__What you should do__
The material below should be written out in full and exactly; pictures stay out of the copy.

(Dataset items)
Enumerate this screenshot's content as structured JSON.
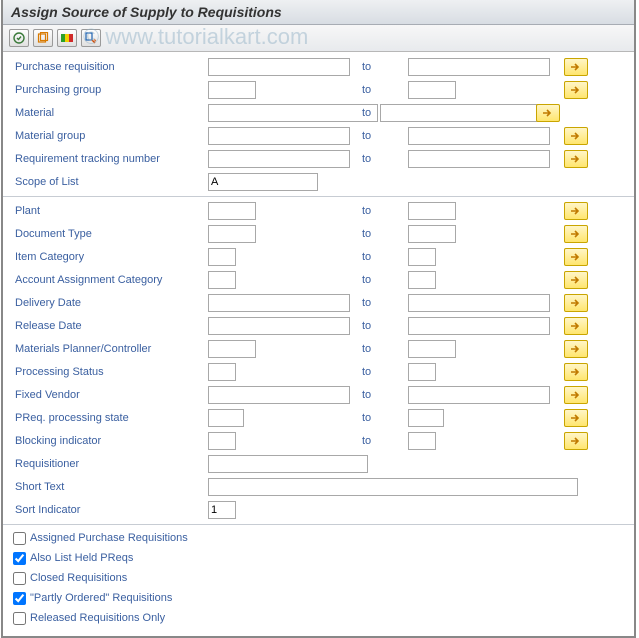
{
  "title": "Assign Source of Supply to Requisitions",
  "watermark": "© www.tutorialkart.com",
  "labels": {
    "to": "to",
    "purchase_requisition": "Purchase requisition",
    "purchasing_group": "Purchasing group",
    "material": "Material",
    "material_group": "Material group",
    "req_tracking": "Requirement tracking number",
    "scope_of_list": "Scope of List",
    "plant": "Plant",
    "document_type": "Document Type",
    "item_category": "Item Category",
    "account_assignment": "Account Assignment Category",
    "delivery_date": "Delivery Date",
    "release_date": "Release Date",
    "mrp_controller": "Materials Planner/Controller",
    "processing_status": "Processing Status",
    "fixed_vendor": "Fixed Vendor",
    "preq_state": "PReq. processing state",
    "blocking_indicator": "Blocking indicator",
    "requisitioner": "Requisitioner",
    "short_text": "Short Text",
    "sort_indicator": "Sort Indicator"
  },
  "values": {
    "scope_of_list": "A",
    "sort_indicator": "1"
  },
  "checkboxes": {
    "assigned_pr": {
      "label": "Assigned Purchase Requisitions",
      "checked": false
    },
    "held_preqs": {
      "label": "Also List Held PReqs",
      "checked": true
    },
    "closed_req": {
      "label": "Closed Requisitions",
      "checked": false
    },
    "partly_ordered": {
      "label": "\"Partly Ordered\" Requisitions",
      "checked": true
    },
    "released_only": {
      "label": "Released Requisitions Only",
      "checked": false
    }
  }
}
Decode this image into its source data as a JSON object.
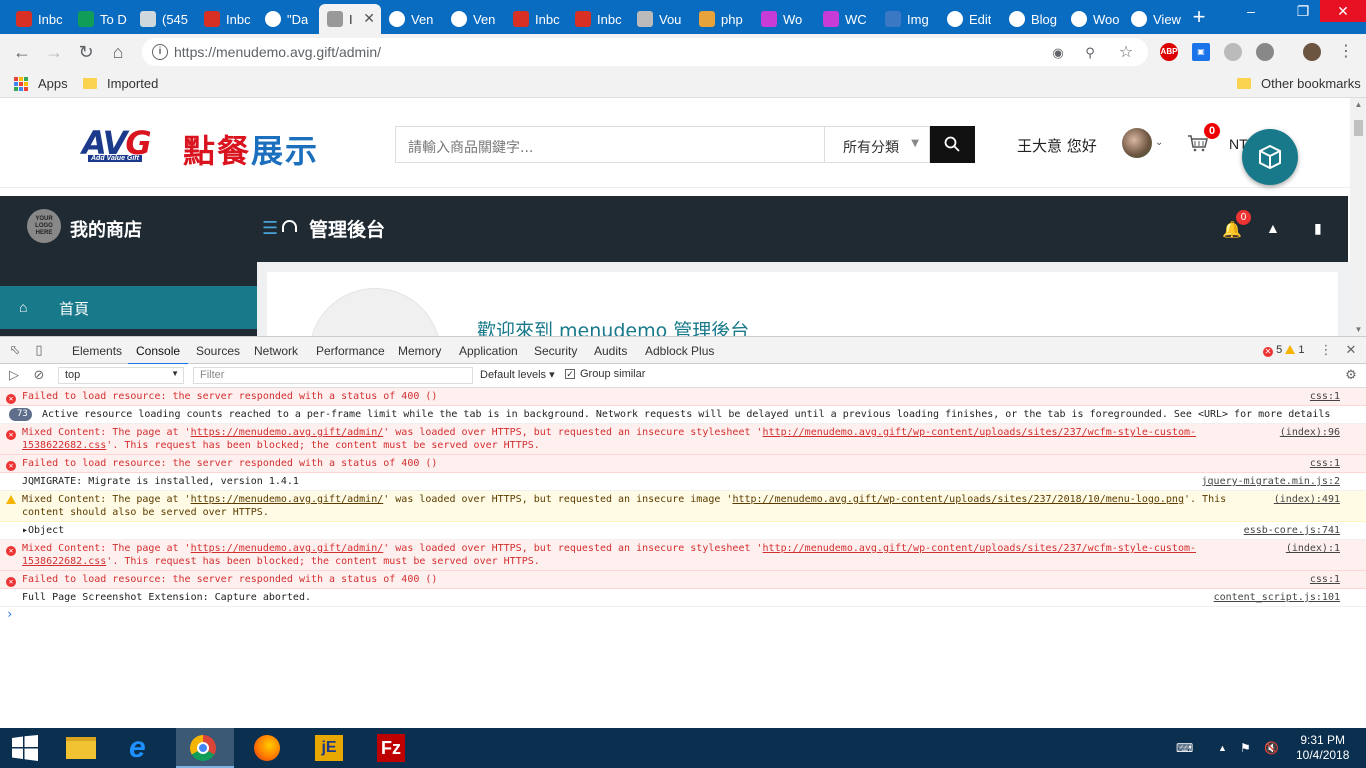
{
  "browser": {
    "tabs": [
      {
        "label": "Inbc",
        "icon": "gmail-icon",
        "color": "#d93025"
      },
      {
        "label": "To D",
        "icon": "sheets-icon",
        "color": "#0f9d58"
      },
      {
        "label": "(545",
        "icon": "mail-icon",
        "color": "#cfd8dc"
      },
      {
        "label": "Inbc",
        "icon": "gmail-icon",
        "color": "#d93025"
      },
      {
        "label": "\"Da",
        "icon": "wp-icon",
        "color": "#fff"
      },
      {
        "label": "I",
        "icon": "page-icon",
        "color": "#999",
        "active": true
      },
      {
        "label": "Ven",
        "icon": "wp-icon",
        "color": "#fff"
      },
      {
        "label": "Ven",
        "icon": "wp-icon",
        "color": "#fff"
      },
      {
        "label": "Inbc",
        "icon": "gmail-icon",
        "color": "#d93025"
      },
      {
        "label": "Inbc",
        "icon": "gmail-icon",
        "color": "#d93025"
      },
      {
        "label": "Vou",
        "icon": "page-icon",
        "color": "#bbb"
      },
      {
        "label": "php",
        "icon": "php-icon",
        "color": "#e8a33a"
      },
      {
        "label": "Wo",
        "icon": "woo-icon",
        "color": "#c73cd6"
      },
      {
        "label": "WC",
        "icon": "woo-icon",
        "color": "#c73cd6"
      },
      {
        "label": "Img",
        "icon": "ibb-icon",
        "color": "#3b78c4"
      },
      {
        "label": "Edit",
        "icon": "wp-icon",
        "color": "#fff"
      },
      {
        "label": "Blog",
        "icon": "wp-icon",
        "color": "#fff"
      },
      {
        "label": "Woo",
        "icon": "wordpress-icon",
        "color": "#fff"
      },
      {
        "label": "View",
        "icon": "wordpress-icon",
        "color": "#fff"
      }
    ],
    "url": "https://menudemo.avg.gift/admin/",
    "bookmarks": {
      "apps": "Apps",
      "imported": "Imported",
      "other": "Other bookmarks"
    }
  },
  "site": {
    "logo_text": "AV",
    "logo_g": "G",
    "logo_sub": "Add Value Gift",
    "logo_cn_red": "點餐",
    "logo_cn_blue": "展示",
    "search_placeholder": "請輸入商品關鍵字...",
    "category": "所有分類",
    "greeting": "王大意 您好",
    "cart_count": "0",
    "cart_total": "NT$0"
  },
  "admin": {
    "logo_text": "YOUR LOGO HERE",
    "shop_name": "我的商店",
    "title": "管理後台",
    "notif_count": "0",
    "sidebar_home": "首頁",
    "welcome": "歡迎來到 menudemo 管理後台"
  },
  "devtools": {
    "tabs": [
      "Elements",
      "Console",
      "Sources",
      "Network",
      "Performance",
      "Memory",
      "Application",
      "Security",
      "Audits",
      "Adblock Plus"
    ],
    "active_tab": "Console",
    "error_count": "5",
    "warning_count": "1",
    "context": "top",
    "filter_placeholder": "Filter",
    "levels": "Default levels ▾",
    "group_similar": "Group similar",
    "messages": [
      {
        "level": "error",
        "text": "Failed to load resource: the server responded with a status of 400 ()",
        "source": "css:1"
      },
      {
        "level": "info",
        "badge": "73",
        "text": "Active resource loading counts reached to a per-frame limit while the tab is in background. Network requests will be delayed until a previous loading finishes, or the tab is foregrounded. See <URL> for more details",
        "source": ""
      },
      {
        "level": "error",
        "text_pre": "Mixed Content: The page at '",
        "link1": "https://menudemo.avg.gift/admin/",
        "text_mid": "' was loaded over HTTPS, but requested an insecure stylesheet '",
        "link2": "http://menudemo.avg.gift/wp-content/uploads/sites/237/wcfm-style-custom-1538622682.css",
        "text_post": "'. This request has been blocked; the content must be served over HTTPS.",
        "source": "(index):96"
      },
      {
        "level": "error",
        "text": "Failed to load resource: the server responded with a status of 400 ()",
        "source": "css:1"
      },
      {
        "level": "info",
        "text": "JQMIGRATE: Migrate is installed, version 1.4.1",
        "source": "jquery-migrate.min.js:2"
      },
      {
        "level": "warn",
        "text_pre": "Mixed Content: The page at '",
        "link1": "https://menudemo.avg.gift/admin/",
        "text_mid": "' was loaded over HTTPS, but requested an insecure image '",
        "link2": "http://menudemo.avg.gift/wp-content/uploads/sites/237/2018/10/menu-logo.png",
        "text_post": "'. This content should also be served over HTTPS.",
        "source": "(index):491"
      },
      {
        "level": "info",
        "text": "▸Object",
        "source": "essb-core.js:741"
      },
      {
        "level": "error",
        "text_pre": "Mixed Content: The page at '",
        "link1": "https://menudemo.avg.gift/admin/",
        "text_mid": "' was loaded over HTTPS, but requested an insecure stylesheet '",
        "link2": "http://menudemo.avg.gift/wp-content/uploads/sites/237/wcfm-style-custom-1538622682.css",
        "text_post": "'. This request has been blocked; the content must be served over HTTPS.",
        "source": "(index):1"
      },
      {
        "level": "error",
        "text": "Failed to load resource: the server responded with a status of 400 ()",
        "source": "css:1"
      },
      {
        "level": "info",
        "text": "Full Page Screenshot Extension: Capture aborted.",
        "source": "content_script.js:101"
      }
    ]
  },
  "taskbar": {
    "time": "9:31 PM",
    "date": "10/4/2018",
    "apps": [
      "explorer-icon",
      "ie-icon",
      "chrome-icon",
      "firefox-icon",
      "jedit-icon",
      "filezilla-icon"
    ]
  }
}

__Solution to this task__
Enumerate this screenshot's content as structured JSON.
{
  "title": "Assign Source of Supply to Requisitions",
  "watermark": "© www.tutorialkart.com",
  "labels": {
    "to": "to",
    "purchase_requisition": "Purchase requisition",
    "purchasing_group": "Purchasing group",
    "material": "Material",
    "material_group": "Material group",
    "req_tracking": "Requirement tracking number",
    "scope_of_list": "Scope of List",
    "plant": "Plant",
    "document_type": "Document Type",
    "item_category": "Item Category",
    "account_assignment": "Account Assignment Category",
    "delivery_date": "Delivery Date",
    "release_date": "Release Date",
    "mrp_controller": "Materials Planner/Controller",
    "processing_status": "Processing Status",
    "fixed_vendor": "Fixed Vendor",
    "preq_state": "PReq. processing state",
    "blocking_indicator": "Blocking indicator",
    "requisitioner": "Requisitioner",
    "short_text": "Short Text",
    "sort_indicator": "Sort Indicator"
  },
  "values": {
    "scope_of_list": "A",
    "sort_indicator": "1"
  },
  "checkboxes": {
    "assigned_pr": {
      "label": "Assigned Purchase Requisitions",
      "checked": false
    },
    "held_preqs": {
      "label": "Also List Held PReqs",
      "checked": true
    },
    "closed_req": {
      "label": "Closed Requisitions",
      "checked": false
    },
    "partly_ordered": {
      "label": "\"Partly Ordered\" Requisitions",
      "checked": true
    },
    "released_only": {
      "label": "Released Requisitions Only",
      "checked": false
    }
  }
}
Decode this image into its source data as a JSON object.
{
  "browser": {
    "tabs": [
      {
        "label": "Inbc",
        "icon": "gmail-icon",
        "color": "#d93025"
      },
      {
        "label": "To D",
        "icon": "sheets-icon",
        "color": "#0f9d58"
      },
      {
        "label": "(545",
        "icon": "mail-icon",
        "color": "#cfd8dc"
      },
      {
        "label": "Inbc",
        "icon": "gmail-icon",
        "color": "#d93025"
      },
      {
        "label": "\"Da",
        "icon": "wp-icon",
        "color": "#fff"
      },
      {
        "label": "I",
        "icon": "page-icon",
        "color": "#999",
        "active": true
      },
      {
        "label": "Ven",
        "icon": "wp-icon",
        "color": "#fff"
      },
      {
        "label": "Ven",
        "icon": "wp-icon",
        "color": "#fff"
      },
      {
        "label": "Inbc",
        "icon": "gmail-icon",
        "color": "#d93025"
      },
      {
        "label": "Inbc",
        "icon": "gmail-icon",
        "color": "#d93025"
      },
      {
        "label": "Vou",
        "icon": "page-icon",
        "color": "#bbb"
      },
      {
        "label": "php",
        "icon": "php-icon",
        "color": "#e8a33a"
      },
      {
        "label": "Wo",
        "icon": "woo-icon",
        "color": "#c73cd6"
      },
      {
        "label": "WC",
        "icon": "woo-icon",
        "color": "#c73cd6"
      },
      {
        "label": "Img",
        "icon": "ibb-icon",
        "color": "#3b78c4"
      },
      {
        "label": "Edit",
        "icon": "wp-icon",
        "color": "#fff"
      },
      {
        "label": "Blog",
        "icon": "wp-icon",
        "color": "#fff"
      },
      {
        "label": "Woo",
        "icon": "wordpress-icon",
        "color": "#fff"
      },
      {
        "label": "View",
        "icon": "wordpress-icon",
        "color": "#fff"
      }
    ],
    "url": "https://menudemo.avg.gift/admin/",
    "bookmarks": {
      "apps": "Apps",
      "imported": "Imported",
      "other": "Other bookmarks"
    }
  },
  "site": {
    "logo_text": "AV",
    "logo_g": "G",
    "logo_sub": "Add Value Gift",
    "logo_cn_red": "點餐",
    "logo_cn_blue": "展示",
    "search_placeholder": "請輸入商品關鍵字...",
    "category": "所有分類",
    "greeting": "王大意 您好",
    "cart_count": "0",
    "cart_total": "NT$0"
  },
  "admin": {
    "logo_text": "YOUR LOGO HERE",
    "shop_name": "我的商店",
    "title": "管理後台",
    "notif_count": "0",
    "sidebar_home": "首頁",
    "welcome": "歡迎來到 menudemo 管理後台"
  },
  "devtools": {
    "tabs": [
      "Elements",
      "Console",
      "Sources",
      "Network",
      "Performance",
      "Memory",
      "Application",
      "Security",
      "Audits",
      "Adblock Plus"
    ],
    "active_tab": "Console",
    "error_count": "5",
    "warning_count": "1",
    "context": "top",
    "filter_placeholder": "Filter",
    "levels": "Default levels ▾",
    "group_similar": "Group similar",
    "messages": [
      {
        "level": "error",
        "text": "Failed to load resource: the server responded with a status of 400 ()",
        "source": "css:1"
      },
      {
        "level": "info",
        "badge": "73",
        "text": "Active resource loading counts reached to a per-frame limit while the tab is in background. Network requests will be delayed until a previous loading finishes, or the tab is foregrounded. See <URL> for more details",
        "source": ""
      },
      {
        "level": "error",
        "text_pre": "Mixed Content: The page at '",
        "link1": "https://menudemo.avg.gift/admin/",
        "text_mid": "' was loaded over HTTPS, but requested an insecure stylesheet '",
        "link2": "http://menudemo.avg.gift/wp-content/uploads/sites/237/wcfm-style-custom-1538622682.css",
        "text_post": "'. This request has been blocked; the content must be served over HTTPS.",
        "source": "(index):96"
      },
      {
        "level": "error",
        "text": "Failed to load resource: the server responded with a status of 400 ()",
        "source": "css:1"
      },
      {
        "level": "info",
        "text": "JQMIGRATE: Migrate is installed, version 1.4.1",
        "source": "jquery-migrate.min.js:2"
      },
      {
        "level": "warn",
        "text_pre": "Mixed Content: The page at '",
        "link1": "https://menudemo.avg.gift/admin/",
        "text_mid": "' was loaded over HTTPS, but requested an insecure image '",
        "link2": "http://menudemo.avg.gift/wp-content/uploads/sites/237/2018/10/menu-logo.png",
        "text_post": "'. This content should also be served over HTTPS.",
        "source": "(index):491"
      },
      {
        "level": "info",
        "text": "▸Object",
        "source": "essb-core.js:741"
      },
      {
        "level": "error",
        "text_pre": "Mixed Content: The page at '",
        "link1": "https://menudemo.avg.gift/admin/",
        "text_mid": "' was loaded over HTTPS, but requested an insecure stylesheet '",
        "link2": "http://menudemo.avg.gift/wp-content/uploads/sites/237/wcfm-style-custom-1538622682.css",
        "text_post": "'. This request has been blocked; the content must be served over HTTPS.",
        "source": "(index):1"
      },
      {
        "level": "error",
        "text": "Failed to load resource: the server responded with a status of 400 ()",
        "source": "css:1"
      },
      {
        "level": "info",
        "text": "Full Page Screenshot Extension: Capture aborted.",
        "source": "content_script.js:101"
      }
    ]
  },
  "taskbar": {
    "time": "9:31 PM",
    "date": "10/4/2018",
    "apps": [
      "explorer-icon",
      "ie-icon",
      "chrome-icon",
      "firefox-icon",
      "jedit-icon",
      "filezilla-icon"
    ]
  }
}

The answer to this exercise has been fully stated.